Extracted records:
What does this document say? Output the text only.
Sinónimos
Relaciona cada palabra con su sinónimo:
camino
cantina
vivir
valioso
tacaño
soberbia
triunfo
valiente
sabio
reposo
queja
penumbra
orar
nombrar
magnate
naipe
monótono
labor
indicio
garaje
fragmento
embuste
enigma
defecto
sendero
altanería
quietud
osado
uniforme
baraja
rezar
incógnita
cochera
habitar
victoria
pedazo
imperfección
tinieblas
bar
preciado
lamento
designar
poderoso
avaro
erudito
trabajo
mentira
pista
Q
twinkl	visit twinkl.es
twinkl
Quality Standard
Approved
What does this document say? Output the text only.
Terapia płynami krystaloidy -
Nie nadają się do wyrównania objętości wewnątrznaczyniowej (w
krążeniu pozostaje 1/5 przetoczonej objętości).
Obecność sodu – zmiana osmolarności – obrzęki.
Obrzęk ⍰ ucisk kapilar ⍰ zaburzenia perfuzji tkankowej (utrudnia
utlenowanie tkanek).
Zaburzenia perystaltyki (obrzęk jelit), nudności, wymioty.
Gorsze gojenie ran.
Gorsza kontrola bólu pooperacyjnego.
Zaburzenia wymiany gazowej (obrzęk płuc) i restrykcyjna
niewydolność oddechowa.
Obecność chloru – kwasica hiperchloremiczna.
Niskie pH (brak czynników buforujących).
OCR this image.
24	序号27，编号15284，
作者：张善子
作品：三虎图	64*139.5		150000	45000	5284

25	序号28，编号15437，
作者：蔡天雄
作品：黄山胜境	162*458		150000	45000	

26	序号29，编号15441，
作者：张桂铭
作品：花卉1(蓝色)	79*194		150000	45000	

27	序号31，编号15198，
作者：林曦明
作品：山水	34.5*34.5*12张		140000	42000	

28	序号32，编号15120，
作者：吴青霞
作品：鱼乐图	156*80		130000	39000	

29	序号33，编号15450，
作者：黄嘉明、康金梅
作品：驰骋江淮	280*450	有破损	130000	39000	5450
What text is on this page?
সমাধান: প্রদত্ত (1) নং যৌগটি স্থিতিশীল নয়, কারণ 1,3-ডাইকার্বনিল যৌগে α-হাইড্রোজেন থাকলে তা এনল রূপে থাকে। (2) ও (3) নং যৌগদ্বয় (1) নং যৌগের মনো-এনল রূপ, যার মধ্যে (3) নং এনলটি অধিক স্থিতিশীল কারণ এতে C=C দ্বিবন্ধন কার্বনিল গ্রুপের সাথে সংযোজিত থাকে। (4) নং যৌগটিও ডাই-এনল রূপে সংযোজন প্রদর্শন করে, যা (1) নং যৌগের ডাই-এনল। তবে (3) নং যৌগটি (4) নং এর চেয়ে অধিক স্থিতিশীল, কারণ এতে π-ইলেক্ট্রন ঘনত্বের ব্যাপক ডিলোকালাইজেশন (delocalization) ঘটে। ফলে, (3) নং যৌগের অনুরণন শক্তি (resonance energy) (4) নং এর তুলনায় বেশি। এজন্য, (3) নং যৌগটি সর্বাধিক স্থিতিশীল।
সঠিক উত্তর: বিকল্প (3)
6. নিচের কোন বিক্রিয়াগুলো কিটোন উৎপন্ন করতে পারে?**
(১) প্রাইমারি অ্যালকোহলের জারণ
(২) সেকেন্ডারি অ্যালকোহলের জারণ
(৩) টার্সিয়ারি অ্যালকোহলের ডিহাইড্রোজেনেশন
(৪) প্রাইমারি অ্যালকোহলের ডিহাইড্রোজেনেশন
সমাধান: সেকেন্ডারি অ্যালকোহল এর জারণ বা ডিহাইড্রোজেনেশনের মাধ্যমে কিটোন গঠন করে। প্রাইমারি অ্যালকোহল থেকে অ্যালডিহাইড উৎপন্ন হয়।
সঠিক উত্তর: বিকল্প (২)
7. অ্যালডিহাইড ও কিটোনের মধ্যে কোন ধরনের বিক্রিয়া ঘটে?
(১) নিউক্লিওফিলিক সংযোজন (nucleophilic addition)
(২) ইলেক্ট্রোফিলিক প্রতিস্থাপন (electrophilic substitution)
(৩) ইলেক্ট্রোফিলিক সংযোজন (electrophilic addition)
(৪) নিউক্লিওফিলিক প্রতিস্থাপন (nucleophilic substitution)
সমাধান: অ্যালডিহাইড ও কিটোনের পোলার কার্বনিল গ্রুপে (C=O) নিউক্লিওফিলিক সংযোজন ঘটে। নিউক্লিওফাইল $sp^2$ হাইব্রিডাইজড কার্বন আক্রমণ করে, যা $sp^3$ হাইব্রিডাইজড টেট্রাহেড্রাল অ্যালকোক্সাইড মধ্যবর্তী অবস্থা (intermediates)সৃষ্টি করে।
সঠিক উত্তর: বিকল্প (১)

WHAT IS EXPECTED: From the data above, extract every line in its exact form.

SOLUTION:
What does this document say? Output the text only.
Sinónimos
Relaciona cada palabra con su sinónimo:
camino
cantina
vivir
valioso
tacaño
soberbia
triunfo
valiente
sabio
reposo
queja
penumbra
orar
nombrar
magnate
naipe
monótono
labor
indicio
garaje
fragmento
embuste
enigma
defecto
sendero
altanería
quietud
osado
uniforme
baraja
rezar
incógnita
cochera
habitar
victoria
pedazo
imperfección
tinieblas
bar
preciado
lamento
designar
poderoso
avaro
erudito
trabajo
mentira
pista
Q
twinkl	visit twinkl.es
twinkl
Quality Standard
Approved
What does this document say? Output the text only.
Terapia płynami krystaloidy -
Nie nadają się do wyrównania objętości wewnątrznaczyniowej (w
krążeniu pozostaje 1/5 przetoczonej objętości).
Obecność sodu – zmiana osmolarności – obrzęki.
Obrzęk ⍰ ucisk kapilar ⍰ zaburzenia perfuzji tkankowej (utrudnia
utlenowanie tkanek).
Zaburzenia perystaltyki (obrzęk jelit), nudności, wymioty.
Gorsze gojenie ran.
Gorsza kontrola bólu pooperacyjnego.
Zaburzenia wymiany gazowej (obrzęk płuc) i restrykcyjna
niewydolność oddechowa.
Obecność chloru – kwasica hiperchloremiczna.
Niskie pH (brak czynników buforujących).
OCR this image.
24	序号27，编号15284，
作者：张善子
作品：三虎图	64*139.5		150000	45000	5284

25	序号28，编号15437，
作者：蔡天雄
作品：黄山胜境	162*458		150000	45000	

26	序号29，编号15441，
作者：张桂铭
作品：花卉1(蓝色)	79*194		150000	45000	

27	序号31，编号15198，
作者：林曦明
作品：山水	34.5*34.5*12张		140000	42000	

28	序号32，编号15120，
作者：吴青霞
作品：鱼乐图	156*80		130000	39000	

29	序号33，编号15450，
作者：黄嘉明、康金梅
作品：驰骋江淮	280*450	有破损	130000	39000	5450
What text is on this page?
সমাধান: প্রদত্ত (1) নং যৌগটি স্থিতিশীল নয়, কারণ 1,3-ডাইকার্বনিল যৌগে α-হাইড্রোজেন থাকলে তা এনল রূপে থাকে। (2) ও (3) নং যৌগদ্বয় (1) নং যৌগের মনো-এনল রূপ, যার মধ্যে (3) নং এনলটি অধিক স্থিতিশীল কারণ এতে C=C দ্বিবন্ধন কার্বনিল গ্রুপের সাথে সংযোজিত থাকে। (4) নং যৌগটিও ডাই-এনল রূপে সংযোজন প্রদর্শন করে, যা (1) নং যৌগের ডাই-এনল। তবে (3) নং যৌগটি (4) নং এর চেয়ে অধিক স্থিতিশীল, কারণ এতে π-ইলেক্ট্রন ঘনত্বের ব্যাপক ডিলোকালাইজেশন (delocalization) ঘটে। ফলে, (3) নং যৌগের অনুরণন শক্তি (resonance energy) (4) নং এর তুলনায় বেশি। এজন্য, (3) নং যৌগটি সর্বাধিক স্থিতিশীল।
সঠিক উত্তর: বিকল্প (3)
6. নিচের কোন বিক্রিয়াগুলো কিটোন উৎপন্ন করতে পারে?**
(১) প্রাইমারি অ্যালকোহলের জারণ
(২) সেকেন্ডারি অ্যালকোহলের জারণ
(৩) টার্সিয়ারি অ্যালকোহলের ডিহাইড্রোজেনেশন
(৪) প্রাইমারি অ্যালকোহলের ডিহাইড্রোজেনেশন
সমাধান: সেকেন্ডারি অ্যালকোহল এর জারণ বা ডিহাইড্রোজেনেশনের মাধ্যমে কিটোন গঠন করে। প্রাইমারি অ্যালকোহল থেকে অ্যালডিহাইড উৎপন্ন হয়।
সঠিক উত্তর: বিকল্প (২)
7. অ্যালডিহাইড ও কিটোনের মধ্যে কোন ধরনের বিক্রিয়া ঘটে?
(১) নিউক্লিওফিলিক সংযোজন (nucleophilic addition)
(২) ইলেক্ট্রোফিলিক প্রতিস্থাপন (electrophilic substitution)
(৩) ইলেক্ট্রোফিলিক সংযোজন (electrophilic addition)
(৪) নিউক্লিওফিলিক প্রতিস্থাপন (nucleophilic substitution)
সমাধান: অ্যালডিহাইড ও কিটোনের পোলার কার্বনিল গ্রুপে (C=O) নিউক্লিওফিলিক সংযোজন ঘটে। নিউক্লিওফাইল $sp^2$ হাইব্রিডাইজড কার্বন আক্রমণ করে, যা $sp^3$ হাইব্রিডাইজড টেট্রাহেড্রাল অ্যালকোক্সাইড মধ্যবর্তী অবস্থা (intermediates)সৃষ্টি করে।
সঠিক উত্তর: বিকল্প (১)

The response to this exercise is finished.